### [PROBLEM STATEMENT]
From the listing that follows, extract every line and set it down unaltered.

#### RECORDS FOR THE TASK ####

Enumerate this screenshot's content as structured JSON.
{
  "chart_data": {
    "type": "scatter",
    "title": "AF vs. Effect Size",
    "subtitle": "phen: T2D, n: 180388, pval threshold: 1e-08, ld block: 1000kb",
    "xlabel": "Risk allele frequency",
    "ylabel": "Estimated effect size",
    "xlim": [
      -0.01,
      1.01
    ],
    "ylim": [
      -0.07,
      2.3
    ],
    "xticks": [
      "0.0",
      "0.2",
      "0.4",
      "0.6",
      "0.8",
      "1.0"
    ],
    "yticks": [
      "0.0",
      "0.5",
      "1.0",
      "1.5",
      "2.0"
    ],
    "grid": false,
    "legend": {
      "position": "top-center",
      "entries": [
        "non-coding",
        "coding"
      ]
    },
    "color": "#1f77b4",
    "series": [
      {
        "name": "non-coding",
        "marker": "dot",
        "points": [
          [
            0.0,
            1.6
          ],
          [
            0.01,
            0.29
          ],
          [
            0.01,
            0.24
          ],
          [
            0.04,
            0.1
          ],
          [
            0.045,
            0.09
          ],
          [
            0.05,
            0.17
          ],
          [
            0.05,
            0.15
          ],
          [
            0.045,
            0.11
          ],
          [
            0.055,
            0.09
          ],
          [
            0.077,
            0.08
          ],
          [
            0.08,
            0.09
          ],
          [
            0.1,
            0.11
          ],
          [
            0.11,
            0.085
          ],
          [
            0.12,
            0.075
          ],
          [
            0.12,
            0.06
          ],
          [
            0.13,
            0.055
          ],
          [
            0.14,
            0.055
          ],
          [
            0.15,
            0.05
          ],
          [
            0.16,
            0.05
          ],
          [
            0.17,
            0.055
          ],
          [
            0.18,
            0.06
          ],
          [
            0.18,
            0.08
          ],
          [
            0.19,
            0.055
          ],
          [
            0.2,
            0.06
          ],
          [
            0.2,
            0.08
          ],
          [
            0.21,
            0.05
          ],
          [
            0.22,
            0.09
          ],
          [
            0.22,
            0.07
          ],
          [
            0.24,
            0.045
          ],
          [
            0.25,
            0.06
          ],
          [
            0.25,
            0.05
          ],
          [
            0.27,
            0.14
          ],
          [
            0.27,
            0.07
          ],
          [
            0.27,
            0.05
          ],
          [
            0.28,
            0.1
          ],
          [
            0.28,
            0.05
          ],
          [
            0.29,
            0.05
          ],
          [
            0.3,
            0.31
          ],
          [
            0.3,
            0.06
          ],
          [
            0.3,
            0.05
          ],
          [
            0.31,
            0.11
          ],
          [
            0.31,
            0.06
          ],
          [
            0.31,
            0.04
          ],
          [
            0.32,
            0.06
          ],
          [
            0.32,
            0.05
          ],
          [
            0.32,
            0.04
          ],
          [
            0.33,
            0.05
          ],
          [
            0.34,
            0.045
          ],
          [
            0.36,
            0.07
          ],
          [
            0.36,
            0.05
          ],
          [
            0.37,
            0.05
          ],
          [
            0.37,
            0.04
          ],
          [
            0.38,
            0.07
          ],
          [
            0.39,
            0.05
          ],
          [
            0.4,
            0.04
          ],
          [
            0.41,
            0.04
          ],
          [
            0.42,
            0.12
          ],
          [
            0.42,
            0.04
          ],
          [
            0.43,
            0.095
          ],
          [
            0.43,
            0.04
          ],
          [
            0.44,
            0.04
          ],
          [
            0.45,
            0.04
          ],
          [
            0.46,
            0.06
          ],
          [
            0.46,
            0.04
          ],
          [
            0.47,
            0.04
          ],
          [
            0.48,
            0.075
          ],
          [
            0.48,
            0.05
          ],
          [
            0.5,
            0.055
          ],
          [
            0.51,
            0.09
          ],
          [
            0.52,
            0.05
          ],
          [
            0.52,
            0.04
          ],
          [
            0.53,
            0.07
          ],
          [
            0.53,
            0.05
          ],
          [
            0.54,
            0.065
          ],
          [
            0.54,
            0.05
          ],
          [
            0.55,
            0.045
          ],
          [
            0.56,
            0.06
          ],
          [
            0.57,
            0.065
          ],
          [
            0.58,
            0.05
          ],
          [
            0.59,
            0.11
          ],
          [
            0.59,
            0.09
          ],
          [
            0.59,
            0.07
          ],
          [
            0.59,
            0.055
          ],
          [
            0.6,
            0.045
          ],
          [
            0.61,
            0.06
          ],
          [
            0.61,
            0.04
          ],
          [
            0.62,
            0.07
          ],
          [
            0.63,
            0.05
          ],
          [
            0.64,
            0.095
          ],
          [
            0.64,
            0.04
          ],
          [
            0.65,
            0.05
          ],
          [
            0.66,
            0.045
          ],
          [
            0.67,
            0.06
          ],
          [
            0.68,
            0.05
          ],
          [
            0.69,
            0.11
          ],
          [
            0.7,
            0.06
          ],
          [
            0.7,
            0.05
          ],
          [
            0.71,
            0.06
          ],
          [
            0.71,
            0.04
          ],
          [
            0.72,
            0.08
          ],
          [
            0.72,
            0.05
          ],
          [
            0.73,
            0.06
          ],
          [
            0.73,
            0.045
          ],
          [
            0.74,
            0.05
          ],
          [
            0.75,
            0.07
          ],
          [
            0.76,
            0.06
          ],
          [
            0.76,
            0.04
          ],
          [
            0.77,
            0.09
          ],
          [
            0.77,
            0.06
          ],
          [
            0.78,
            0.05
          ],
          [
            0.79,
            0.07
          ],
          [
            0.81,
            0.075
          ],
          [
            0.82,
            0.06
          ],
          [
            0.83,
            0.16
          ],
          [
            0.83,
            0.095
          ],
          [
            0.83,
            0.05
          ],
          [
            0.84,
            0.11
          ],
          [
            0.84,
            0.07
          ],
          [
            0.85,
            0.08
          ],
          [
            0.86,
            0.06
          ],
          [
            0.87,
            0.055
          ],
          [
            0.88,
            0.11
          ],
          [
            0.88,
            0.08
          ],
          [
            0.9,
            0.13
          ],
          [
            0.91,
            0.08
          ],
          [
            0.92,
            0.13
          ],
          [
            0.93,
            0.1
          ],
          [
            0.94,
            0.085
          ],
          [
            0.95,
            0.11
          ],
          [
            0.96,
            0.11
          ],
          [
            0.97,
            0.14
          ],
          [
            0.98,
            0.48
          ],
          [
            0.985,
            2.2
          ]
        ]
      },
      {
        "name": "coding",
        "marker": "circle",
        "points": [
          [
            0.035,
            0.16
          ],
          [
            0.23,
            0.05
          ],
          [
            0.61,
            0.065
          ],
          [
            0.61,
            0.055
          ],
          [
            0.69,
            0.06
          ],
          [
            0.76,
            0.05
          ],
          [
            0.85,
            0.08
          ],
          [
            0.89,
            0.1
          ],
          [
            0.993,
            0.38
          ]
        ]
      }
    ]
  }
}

####

### [THE SOLUTION]
Enumerate this screenshot's content as structured JSON.
{
  "chart_data": {
    "type": "scatter",
    "title": "AF vs. Effect Size",
    "subtitle": "phen: T2D, n: 180388, pval threshold: 1e-08, ld block: 1000kb",
    "xlabel": "Risk allele frequency",
    "ylabel": "Estimated effect size",
    "xlim": [
      -0.01,
      1.01
    ],
    "ylim": [
      -0.07,
      2.3
    ],
    "xticks": [
      "0.0",
      "0.2",
      "0.4",
      "0.6",
      "0.8",
      "1.0"
    ],
    "yticks": [
      "0.0",
      "0.5",
      "1.0",
      "1.5",
      "2.0"
    ],
    "grid": false,
    "legend": {
      "position": "top-center",
      "entries": [
        "non-coding",
        "coding"
      ]
    },
    "color": "#1f77b4",
    "series": [
      {
        "name": "non-coding",
        "marker": "dot",
        "points": [
          [
            0.0,
            1.6
          ],
          [
            0.01,
            0.29
          ],
          [
            0.01,
            0.24
          ],
          [
            0.04,
            0.1
          ],
          [
            0.045,
            0.09
          ],
          [
            0.05,
            0.17
          ],
          [
            0.05,
            0.15
          ],
          [
            0.045,
            0.11
          ],
          [
            0.055,
            0.09
          ],
          [
            0.077,
            0.08
          ],
          [
            0.08,
            0.09
          ],
          [
            0.1,
            0.11
          ],
          [
            0.11,
            0.085
          ],
          [
            0.12,
            0.075
          ],
          [
            0.12,
            0.06
          ],
          [
            0.13,
            0.055
          ],
          [
            0.14,
            0.055
          ],
          [
            0.15,
            0.05
          ],
          [
            0.16,
            0.05
          ],
          [
            0.17,
            0.055
          ],
          [
            0.18,
            0.06
          ],
          [
            0.18,
            0.08
          ],
          [
            0.19,
            0.055
          ],
          [
            0.2,
            0.06
          ],
          [
            0.2,
            0.08
          ],
          [
            0.21,
            0.05
          ],
          [
            0.22,
            0.09
          ],
          [
            0.22,
            0.07
          ],
          [
            0.24,
            0.045
          ],
          [
            0.25,
            0.06
          ],
          [
            0.25,
            0.05
          ],
          [
            0.27,
            0.14
          ],
          [
            0.27,
            0.07
          ],
          [
            0.27,
            0.05
          ],
          [
            0.28,
            0.1
          ],
          [
            0.28,
            0.05
          ],
          [
            0.29,
            0.05
          ],
          [
            0.3,
            0.31
          ],
          [
            0.3,
            0.06
          ],
          [
            0.3,
            0.05
          ],
          [
            0.31,
            0.11
          ],
          [
            0.31,
            0.06
          ],
          [
            0.31,
            0.04
          ],
          [
            0.32,
            0.06
          ],
          [
            0.32,
            0.05
          ],
          [
            0.32,
            0.04
          ],
          [
            0.33,
            0.05
          ],
          [
            0.34,
            0.045
          ],
          [
            0.36,
            0.07
          ],
          [
            0.36,
            0.05
          ],
          [
            0.37,
            0.05
          ],
          [
            0.37,
            0.04
          ],
          [
            0.38,
            0.07
          ],
          [
            0.39,
            0.05
          ],
          [
            0.4,
            0.04
          ],
          [
            0.41,
            0.04
          ],
          [
            0.42,
            0.12
          ],
          [
            0.42,
            0.04
          ],
          [
            0.43,
            0.095
          ],
          [
            0.43,
            0.04
          ],
          [
            0.44,
            0.04
          ],
          [
            0.45,
            0.04
          ],
          [
            0.46,
            0.06
          ],
          [
            0.46,
            0.04
          ],
          [
            0.47,
            0.04
          ],
          [
            0.48,
            0.075
          ],
          [
            0.48,
            0.05
          ],
          [
            0.5,
            0.055
          ],
          [
            0.51,
            0.09
          ],
          [
            0.52,
            0.05
          ],
          [
            0.52,
            0.04
          ],
          [
            0.53,
            0.07
          ],
          [
            0.53,
            0.05
          ],
          [
            0.54,
            0.065
          ],
          [
            0.54,
            0.05
          ],
          [
            0.55,
            0.045
          ],
          [
            0.56,
            0.06
          ],
          [
            0.57,
            0.065
          ],
          [
            0.58,
            0.05
          ],
          [
            0.59,
            0.11
          ],
          [
            0.59,
            0.09
          ],
          [
            0.59,
            0.07
          ],
          [
            0.59,
            0.055
          ],
          [
            0.6,
            0.045
          ],
          [
            0.61,
            0.06
          ],
          [
            0.61,
            0.04
          ],
          [
            0.62,
            0.07
          ],
          [
            0.63,
            0.05
          ],
          [
            0.64,
            0.095
          ],
          [
            0.64,
            0.04
          ],
          [
            0.65,
            0.05
          ],
          [
            0.66,
            0.045
          ],
          [
            0.67,
            0.06
          ],
          [
            0.68,
            0.05
          ],
          [
            0.69,
            0.11
          ],
          [
            0.7,
            0.06
          ],
          [
            0.7,
            0.05
          ],
          [
            0.71,
            0.06
          ],
          [
            0.71,
            0.04
          ],
          [
            0.72,
            0.08
          ],
          [
            0.72,
            0.05
          ],
          [
            0.73,
            0.06
          ],
          [
            0.73,
            0.045
          ],
          [
            0.74,
            0.05
          ],
          [
            0.75,
            0.07
          ],
          [
            0.76,
            0.06
          ],
          [
            0.76,
            0.04
          ],
          [
            0.77,
            0.09
          ],
          [
            0.77,
            0.06
          ],
          [
            0.78,
            0.05
          ],
          [
            0.79,
            0.07
          ],
          [
            0.81,
            0.075
          ],
          [
            0.82,
            0.06
          ],
          [
            0.83,
            0.16
          ],
          [
            0.83,
            0.095
          ],
          [
            0.83,
            0.05
          ],
          [
            0.84,
            0.11
          ],
          [
            0.84,
            0.07
          ],
          [
            0.85,
            0.08
          ],
          [
            0.86,
            0.06
          ],
          [
            0.87,
            0.055
          ],
          [
            0.88,
            0.11
          ],
          [
            0.88,
            0.08
          ],
          [
            0.9,
            0.13
          ],
          [
            0.91,
            0.08
          ],
          [
            0.92,
            0.13
          ],
          [
            0.93,
            0.1
          ],
          [
            0.94,
            0.085
          ],
          [
            0.95,
            0.11
          ],
          [
            0.96,
            0.11
          ],
          [
            0.97,
            0.14
          ],
          [
            0.98,
            0.48
          ],
          [
            0.985,
            2.2
          ]
        ]
      },
      {
        "name": "coding",
        "marker": "circle",
        "points": [
          [
            0.035,
            0.16
          ],
          [
            0.23,
            0.05
          ],
          [
            0.61,
            0.065
          ],
          [
            0.61,
            0.055
          ],
          [
            0.69,
            0.06
          ],
          [
            0.76,
            0.05
          ],
          [
            0.85,
            0.08
          ],
          [
            0.89,
            0.1
          ],
          [
            0.993,
            0.38
          ]
        ]
      }
    ]
  }
}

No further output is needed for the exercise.